→ Aim of the task: Set the listing down unchanged, minus every embedded image.

— Start Data provided —

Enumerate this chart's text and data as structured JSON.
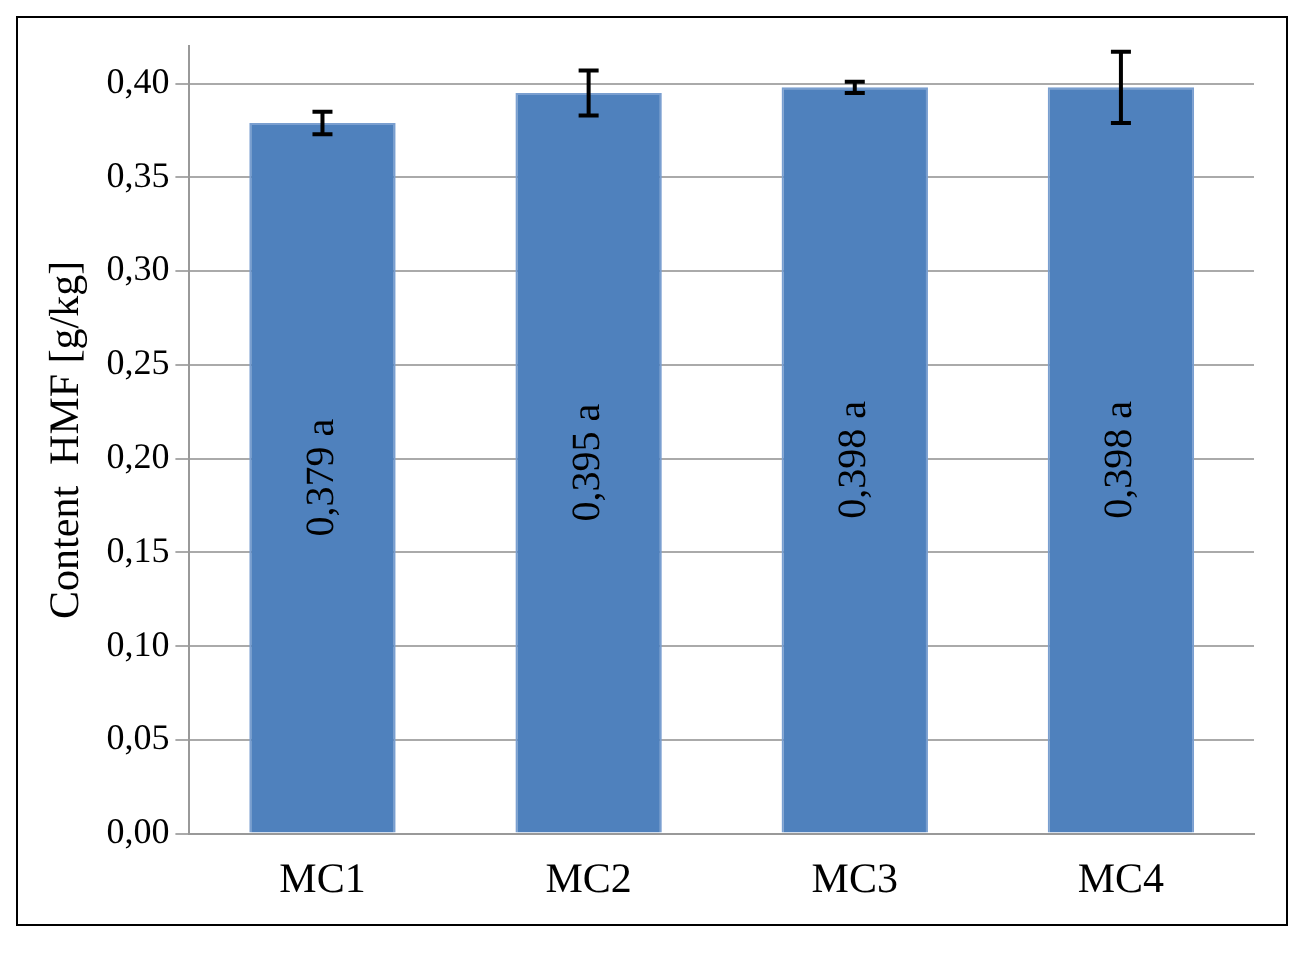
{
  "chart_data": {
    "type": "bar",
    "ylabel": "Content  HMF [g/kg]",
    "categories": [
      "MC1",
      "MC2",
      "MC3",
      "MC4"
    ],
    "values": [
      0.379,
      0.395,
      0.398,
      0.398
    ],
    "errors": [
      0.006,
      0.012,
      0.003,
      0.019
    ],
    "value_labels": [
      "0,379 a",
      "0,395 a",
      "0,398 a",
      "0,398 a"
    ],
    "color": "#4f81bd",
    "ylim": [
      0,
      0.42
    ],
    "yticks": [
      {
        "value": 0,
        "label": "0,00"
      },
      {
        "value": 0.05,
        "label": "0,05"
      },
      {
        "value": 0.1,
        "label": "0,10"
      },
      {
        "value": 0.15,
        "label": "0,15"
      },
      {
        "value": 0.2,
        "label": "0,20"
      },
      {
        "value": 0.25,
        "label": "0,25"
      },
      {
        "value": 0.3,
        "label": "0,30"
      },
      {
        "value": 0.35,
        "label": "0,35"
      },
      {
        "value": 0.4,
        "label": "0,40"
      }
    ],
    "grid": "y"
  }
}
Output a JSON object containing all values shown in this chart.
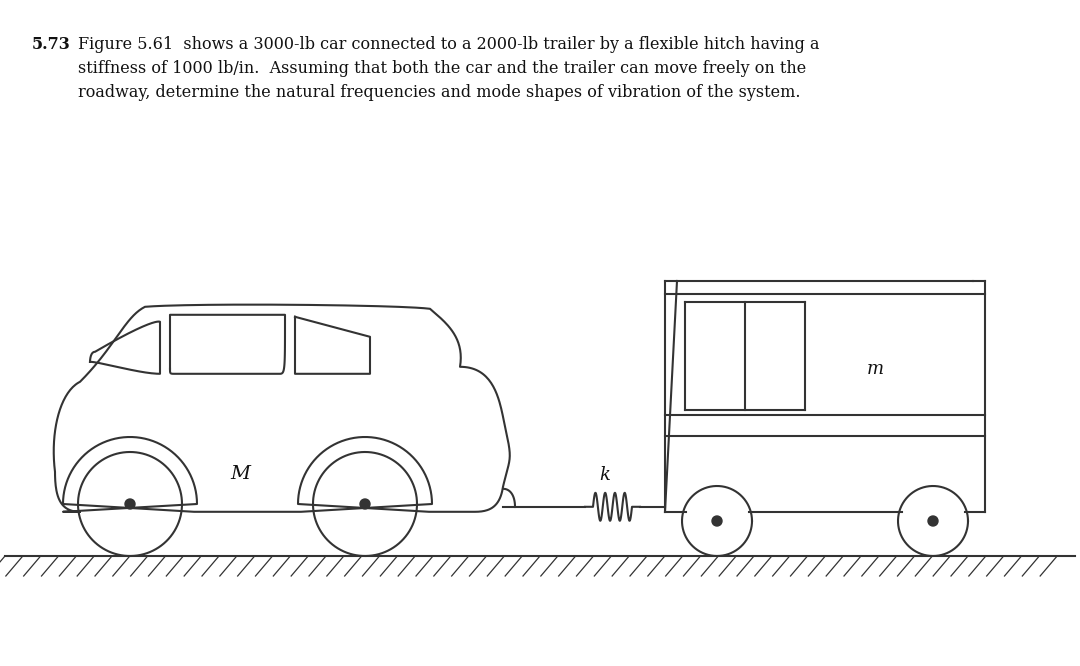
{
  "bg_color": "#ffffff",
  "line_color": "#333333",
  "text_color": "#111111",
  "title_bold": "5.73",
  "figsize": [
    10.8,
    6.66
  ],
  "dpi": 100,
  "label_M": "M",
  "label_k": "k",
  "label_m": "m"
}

— End Data provided —

→ Exercise output:
Enumerate this chart's text and data as structured JSON.
{
  "chart_data": {
    "type": "bar",
    "ylabel": "Content  HMF [g/kg]",
    "categories": [
      "MC1",
      "MC2",
      "MC3",
      "MC4"
    ],
    "values": [
      0.379,
      0.395,
      0.398,
      0.398
    ],
    "errors": [
      0.006,
      0.012,
      0.003,
      0.019
    ],
    "value_labels": [
      "0,379 a",
      "0,395 a",
      "0,398 a",
      "0,398 a"
    ],
    "color": "#4f81bd",
    "ylim": [
      0,
      0.42
    ],
    "yticks": [
      {
        "value": 0,
        "label": "0,00"
      },
      {
        "value": 0.05,
        "label": "0,05"
      },
      {
        "value": 0.1,
        "label": "0,10"
      },
      {
        "value": 0.15,
        "label": "0,15"
      },
      {
        "value": 0.2,
        "label": "0,20"
      },
      {
        "value": 0.25,
        "label": "0,25"
      },
      {
        "value": 0.3,
        "label": "0,30"
      },
      {
        "value": 0.35,
        "label": "0,35"
      },
      {
        "value": 0.4,
        "label": "0,40"
      }
    ],
    "grid": "y"
  }
}
Output a JSON object containing all values shown in this chart.
{
  "bg_color": "#ffffff",
  "line_color": "#333333",
  "text_color": "#111111",
  "title_bold": "5.73",
  "figsize": [
    10.8,
    6.66
  ],
  "dpi": 100,
  "label_M": "M",
  "label_k": "k",
  "label_m": "m"
}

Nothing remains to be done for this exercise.